• [Your instructions]: Emit the line that holds "OCR this image." and all lines following it through the end of the data, verbatim, and nothing else.

━━━━━━

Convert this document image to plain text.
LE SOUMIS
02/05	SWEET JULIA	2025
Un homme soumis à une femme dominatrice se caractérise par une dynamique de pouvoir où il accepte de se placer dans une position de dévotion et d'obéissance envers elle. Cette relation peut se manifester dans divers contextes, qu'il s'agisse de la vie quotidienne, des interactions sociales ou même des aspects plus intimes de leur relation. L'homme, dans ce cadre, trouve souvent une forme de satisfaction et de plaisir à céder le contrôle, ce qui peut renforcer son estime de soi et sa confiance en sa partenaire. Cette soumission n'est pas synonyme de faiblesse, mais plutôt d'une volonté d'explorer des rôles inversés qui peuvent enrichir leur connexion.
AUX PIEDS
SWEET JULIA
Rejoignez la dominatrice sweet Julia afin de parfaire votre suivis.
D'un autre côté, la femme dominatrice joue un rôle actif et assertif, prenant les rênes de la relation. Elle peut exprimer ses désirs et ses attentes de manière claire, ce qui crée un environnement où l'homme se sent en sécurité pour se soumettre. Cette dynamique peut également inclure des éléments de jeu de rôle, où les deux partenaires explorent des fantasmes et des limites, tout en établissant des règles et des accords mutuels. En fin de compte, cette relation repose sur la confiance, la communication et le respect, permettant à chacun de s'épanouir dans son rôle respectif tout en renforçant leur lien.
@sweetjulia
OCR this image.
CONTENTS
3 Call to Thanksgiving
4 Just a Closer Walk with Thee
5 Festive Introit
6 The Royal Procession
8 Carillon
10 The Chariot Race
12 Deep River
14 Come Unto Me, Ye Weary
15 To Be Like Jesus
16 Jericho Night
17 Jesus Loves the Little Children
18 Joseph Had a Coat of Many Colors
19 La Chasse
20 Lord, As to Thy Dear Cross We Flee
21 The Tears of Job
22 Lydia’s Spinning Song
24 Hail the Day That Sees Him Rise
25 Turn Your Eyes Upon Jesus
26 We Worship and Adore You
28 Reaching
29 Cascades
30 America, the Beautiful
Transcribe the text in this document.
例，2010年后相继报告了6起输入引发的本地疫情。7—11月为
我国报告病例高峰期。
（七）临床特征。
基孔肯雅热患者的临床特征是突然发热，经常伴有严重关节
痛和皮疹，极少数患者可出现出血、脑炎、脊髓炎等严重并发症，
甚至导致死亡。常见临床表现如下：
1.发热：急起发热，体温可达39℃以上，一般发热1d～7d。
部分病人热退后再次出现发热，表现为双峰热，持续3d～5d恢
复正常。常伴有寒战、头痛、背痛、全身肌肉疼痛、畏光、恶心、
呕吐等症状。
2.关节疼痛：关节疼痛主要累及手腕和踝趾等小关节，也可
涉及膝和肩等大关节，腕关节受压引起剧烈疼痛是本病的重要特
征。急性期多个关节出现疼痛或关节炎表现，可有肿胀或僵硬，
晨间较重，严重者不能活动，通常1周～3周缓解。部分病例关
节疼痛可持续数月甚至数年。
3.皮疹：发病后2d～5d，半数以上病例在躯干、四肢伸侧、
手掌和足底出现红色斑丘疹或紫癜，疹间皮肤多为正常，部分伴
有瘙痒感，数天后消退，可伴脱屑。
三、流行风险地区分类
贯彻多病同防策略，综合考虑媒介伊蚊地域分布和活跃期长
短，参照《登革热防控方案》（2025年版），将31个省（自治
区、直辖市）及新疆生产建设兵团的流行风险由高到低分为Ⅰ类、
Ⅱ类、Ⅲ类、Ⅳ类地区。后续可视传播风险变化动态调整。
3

━━━━━━

• [The output]:
OCR this image.
CONTENTS
3 Call to Thanksgiving
4 Just a Closer Walk with Thee
5 Festive Introit
6 The Royal Procession
8 Carillon
10 The Chariot Race
12 Deep River
14 Come Unto Me, Ye Weary
15 To Be Like Jesus
16 Jericho Night
17 Jesus Loves the Little Children
18 Joseph Had a Coat of Many Colors
19 La Chasse
20 Lord, As to Thy Dear Cross We Flee
21 The Tears of Job
22 Lydia’s Spinning Song
24 Hail the Day That Sees Him Rise
25 Turn Your Eyes Upon Jesus
26 We Worship and Adore You
28 Reaching
29 Cascades
30 America, the Beautiful
Transcribe the text in this document.
例，2010年后相继报告了6起输入引发的本地疫情。7—11月为
我国报告病例高峰期。
（七）临床特征。
基孔肯雅热患者的临床特征是突然发热，经常伴有严重关节
痛和皮疹，极少数患者可出现出血、脑炎、脊髓炎等严重并发症，
甚至导致死亡。常见临床表现如下：
1.发热：急起发热，体温可达39℃以上，一般发热1d～7d。
部分病人热退后再次出现发热，表现为双峰热，持续3d～5d恢
复正常。常伴有寒战、头痛、背痛、全身肌肉疼痛、畏光、恶心、
呕吐等症状。
2.关节疼痛：关节疼痛主要累及手腕和踝趾等小关节，也可
涉及膝和肩等大关节，腕关节受压引起剧烈疼痛是本病的重要特
征。急性期多个关节出现疼痛或关节炎表现，可有肿胀或僵硬，
晨间较重，严重者不能活动，通常1周～3周缓解。部分病例关
节疼痛可持续数月甚至数年。
3.皮疹：发病后2d～5d，半数以上病例在躯干、四肢伸侧、
手掌和足底出现红色斑丘疹或紫癜，疹间皮肤多为正常，部分伴
有瘙痒感，数天后消退，可伴脱屑。
三、流行风险地区分类
贯彻多病同防策略，综合考虑媒介伊蚊地域分布和活跃期长
短，参照《登革热防控方案》（2025年版），将31个省（自治
区、直辖市）及新疆生产建设兵团的流行风险由高到低分为Ⅰ类、
Ⅱ类、Ⅲ类、Ⅳ类地区。后续可视传播风险变化动态调整。
3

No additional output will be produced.